Below are some entries. Work out how many of their lines hold the word "структуры", and write that number alone.

_____

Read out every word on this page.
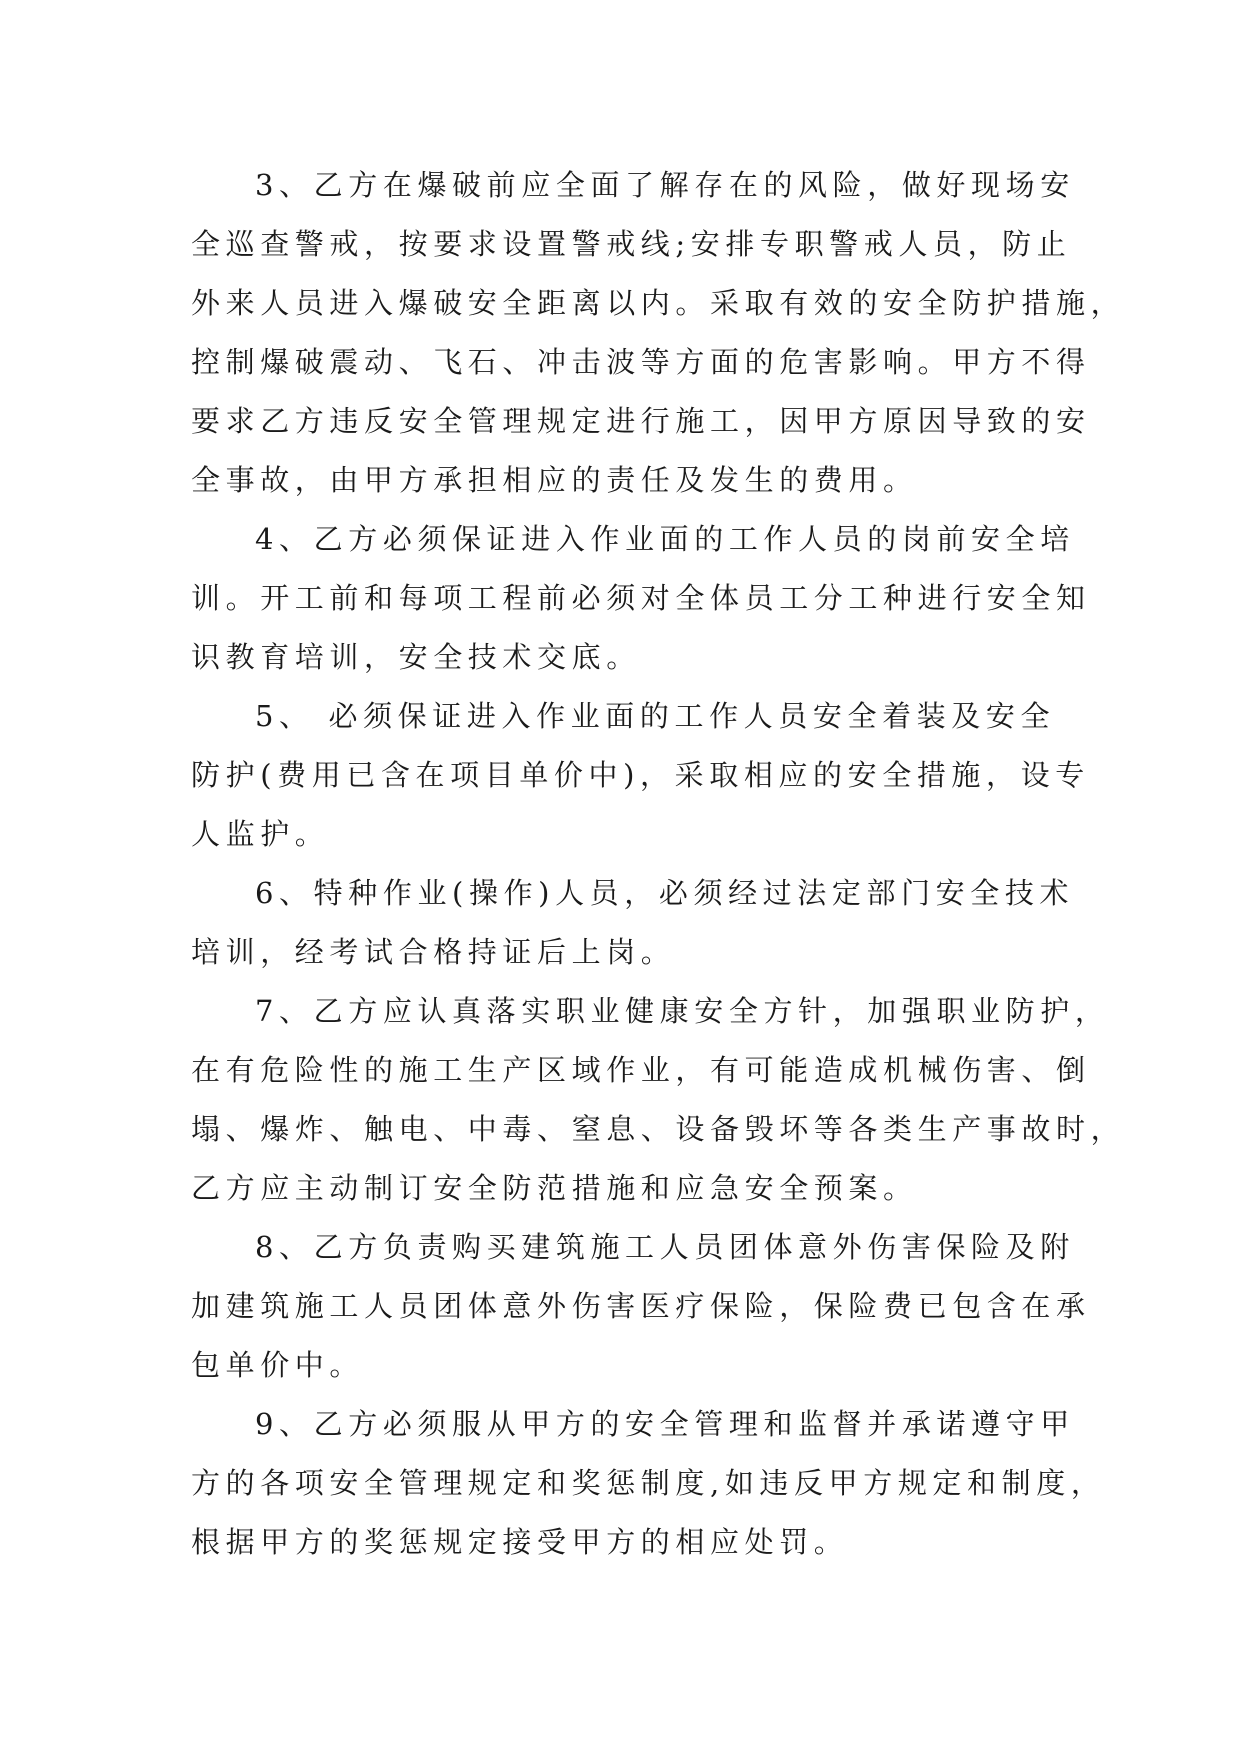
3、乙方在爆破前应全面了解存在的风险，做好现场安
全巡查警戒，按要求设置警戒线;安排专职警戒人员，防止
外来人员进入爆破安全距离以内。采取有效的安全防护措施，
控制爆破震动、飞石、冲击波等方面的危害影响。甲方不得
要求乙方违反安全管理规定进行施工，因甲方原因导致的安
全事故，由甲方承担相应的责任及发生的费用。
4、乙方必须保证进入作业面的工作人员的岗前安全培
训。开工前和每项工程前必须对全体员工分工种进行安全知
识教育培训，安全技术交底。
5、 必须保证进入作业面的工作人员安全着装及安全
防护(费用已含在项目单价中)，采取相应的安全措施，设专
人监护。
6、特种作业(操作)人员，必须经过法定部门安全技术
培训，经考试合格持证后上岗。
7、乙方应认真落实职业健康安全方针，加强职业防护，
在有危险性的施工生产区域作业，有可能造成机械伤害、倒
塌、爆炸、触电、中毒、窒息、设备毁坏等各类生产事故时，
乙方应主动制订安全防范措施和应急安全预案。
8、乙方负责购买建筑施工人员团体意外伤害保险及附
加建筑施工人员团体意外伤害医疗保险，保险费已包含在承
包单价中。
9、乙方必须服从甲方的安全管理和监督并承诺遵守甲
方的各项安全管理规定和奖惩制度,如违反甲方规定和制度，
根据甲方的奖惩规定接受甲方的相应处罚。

_____

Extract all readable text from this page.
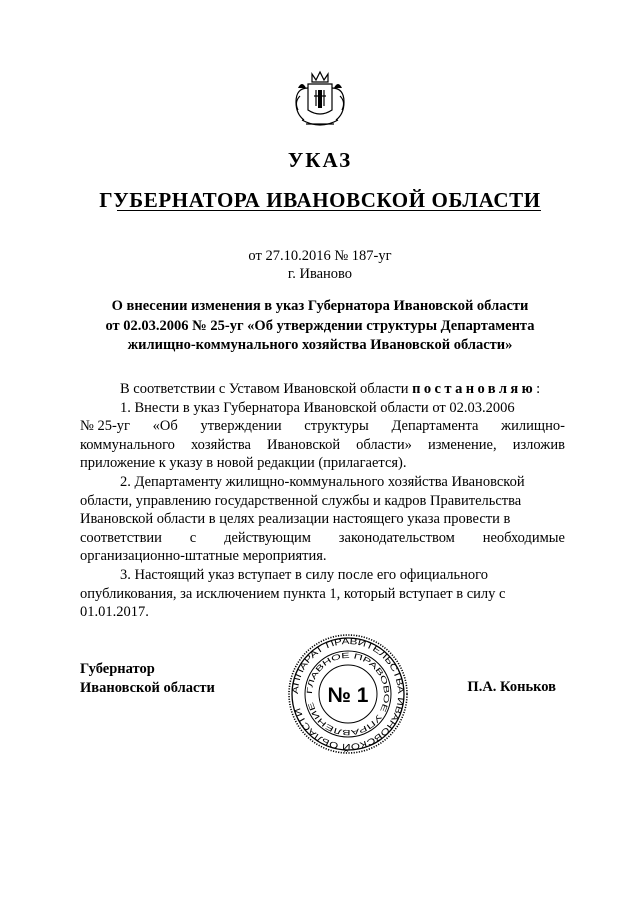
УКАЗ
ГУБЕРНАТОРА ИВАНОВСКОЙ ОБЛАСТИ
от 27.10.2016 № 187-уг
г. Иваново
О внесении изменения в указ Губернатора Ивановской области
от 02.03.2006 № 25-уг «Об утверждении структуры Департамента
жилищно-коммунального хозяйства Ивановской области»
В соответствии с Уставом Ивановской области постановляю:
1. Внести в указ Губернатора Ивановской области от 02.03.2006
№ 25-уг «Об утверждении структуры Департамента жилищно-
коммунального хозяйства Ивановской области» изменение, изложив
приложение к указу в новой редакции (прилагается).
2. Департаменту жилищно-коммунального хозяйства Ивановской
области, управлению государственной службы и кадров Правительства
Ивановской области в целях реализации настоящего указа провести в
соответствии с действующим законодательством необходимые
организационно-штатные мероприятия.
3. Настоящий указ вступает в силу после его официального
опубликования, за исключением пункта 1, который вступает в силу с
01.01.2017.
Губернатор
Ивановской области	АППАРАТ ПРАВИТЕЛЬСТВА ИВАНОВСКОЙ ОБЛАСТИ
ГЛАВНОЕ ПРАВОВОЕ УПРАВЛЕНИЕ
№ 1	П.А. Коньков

_____

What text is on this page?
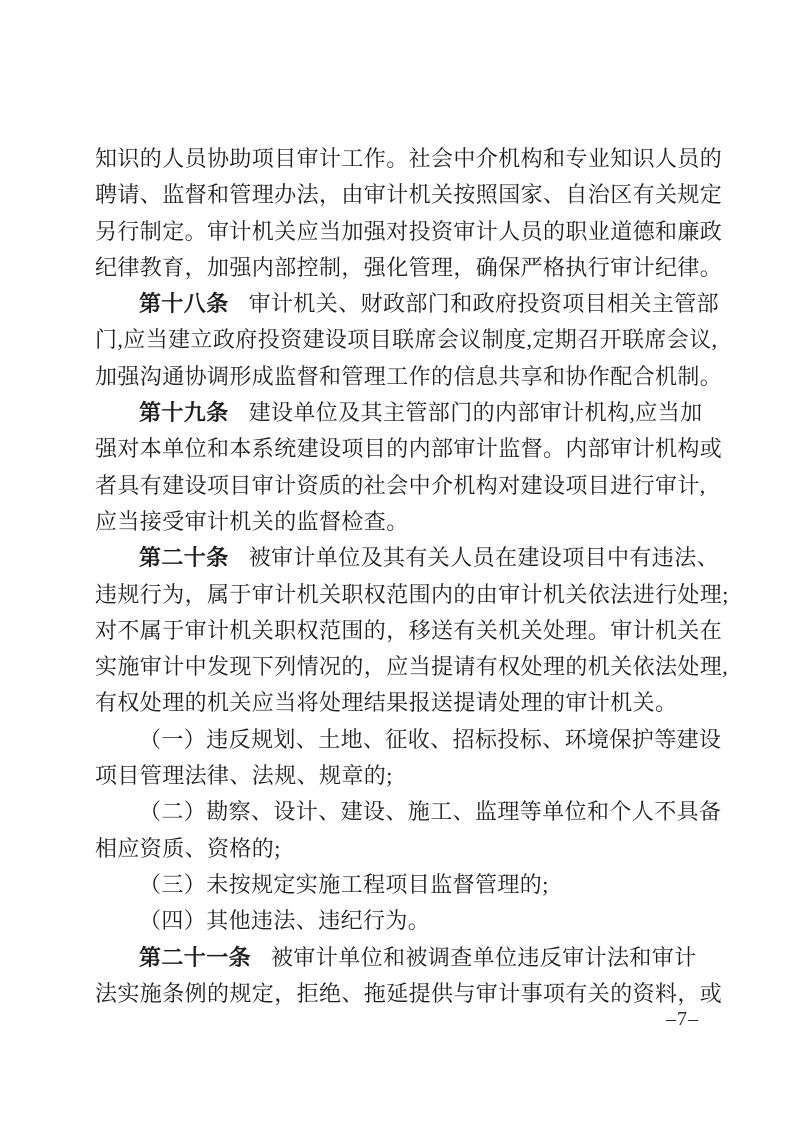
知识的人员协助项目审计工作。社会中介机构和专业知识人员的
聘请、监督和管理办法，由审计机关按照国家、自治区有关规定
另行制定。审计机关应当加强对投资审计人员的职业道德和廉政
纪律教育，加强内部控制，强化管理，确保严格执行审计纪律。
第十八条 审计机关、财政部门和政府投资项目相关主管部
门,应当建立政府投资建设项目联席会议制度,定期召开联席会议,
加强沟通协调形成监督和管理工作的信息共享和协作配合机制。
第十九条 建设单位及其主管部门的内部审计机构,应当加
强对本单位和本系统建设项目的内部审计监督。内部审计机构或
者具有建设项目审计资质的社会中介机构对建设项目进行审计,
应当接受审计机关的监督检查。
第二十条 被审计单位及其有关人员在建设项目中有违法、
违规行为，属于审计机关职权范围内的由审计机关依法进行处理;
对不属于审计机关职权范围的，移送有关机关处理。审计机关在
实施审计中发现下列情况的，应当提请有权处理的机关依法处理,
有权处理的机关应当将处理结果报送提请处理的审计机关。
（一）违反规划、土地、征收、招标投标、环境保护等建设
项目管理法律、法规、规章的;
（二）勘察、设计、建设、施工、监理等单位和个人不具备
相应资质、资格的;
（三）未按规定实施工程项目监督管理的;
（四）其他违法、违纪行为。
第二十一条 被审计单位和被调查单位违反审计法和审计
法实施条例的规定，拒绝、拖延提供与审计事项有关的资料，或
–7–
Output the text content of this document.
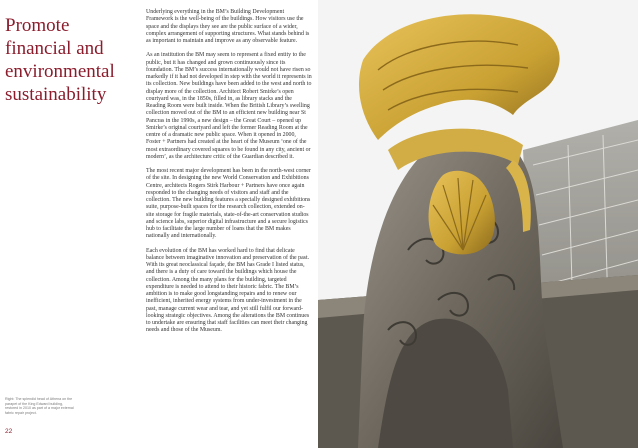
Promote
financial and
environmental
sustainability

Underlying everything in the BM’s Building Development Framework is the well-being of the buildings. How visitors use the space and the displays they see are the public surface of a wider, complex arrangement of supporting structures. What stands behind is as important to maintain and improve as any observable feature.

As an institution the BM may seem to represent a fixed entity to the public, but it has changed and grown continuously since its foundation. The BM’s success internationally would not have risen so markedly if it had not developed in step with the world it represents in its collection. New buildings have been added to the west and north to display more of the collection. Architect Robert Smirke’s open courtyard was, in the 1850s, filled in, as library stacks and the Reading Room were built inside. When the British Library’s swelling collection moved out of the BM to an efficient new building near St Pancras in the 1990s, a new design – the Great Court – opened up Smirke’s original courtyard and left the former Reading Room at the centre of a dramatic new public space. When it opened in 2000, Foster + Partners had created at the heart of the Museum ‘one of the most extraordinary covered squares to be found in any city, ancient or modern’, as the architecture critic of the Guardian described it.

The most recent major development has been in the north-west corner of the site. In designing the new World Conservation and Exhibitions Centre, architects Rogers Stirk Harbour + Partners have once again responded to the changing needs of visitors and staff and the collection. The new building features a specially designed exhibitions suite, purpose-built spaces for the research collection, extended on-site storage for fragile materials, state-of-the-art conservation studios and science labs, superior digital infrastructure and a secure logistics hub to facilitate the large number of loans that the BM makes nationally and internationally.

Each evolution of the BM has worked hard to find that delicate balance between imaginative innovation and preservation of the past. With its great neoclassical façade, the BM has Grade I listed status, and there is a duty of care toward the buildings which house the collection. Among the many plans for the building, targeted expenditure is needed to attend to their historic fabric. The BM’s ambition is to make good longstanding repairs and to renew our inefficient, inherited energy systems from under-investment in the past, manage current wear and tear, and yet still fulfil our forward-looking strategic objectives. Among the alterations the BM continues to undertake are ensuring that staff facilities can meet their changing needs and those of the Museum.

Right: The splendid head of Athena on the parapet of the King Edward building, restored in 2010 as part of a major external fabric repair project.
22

_____

■ EXPECTED OUTPUT ■
2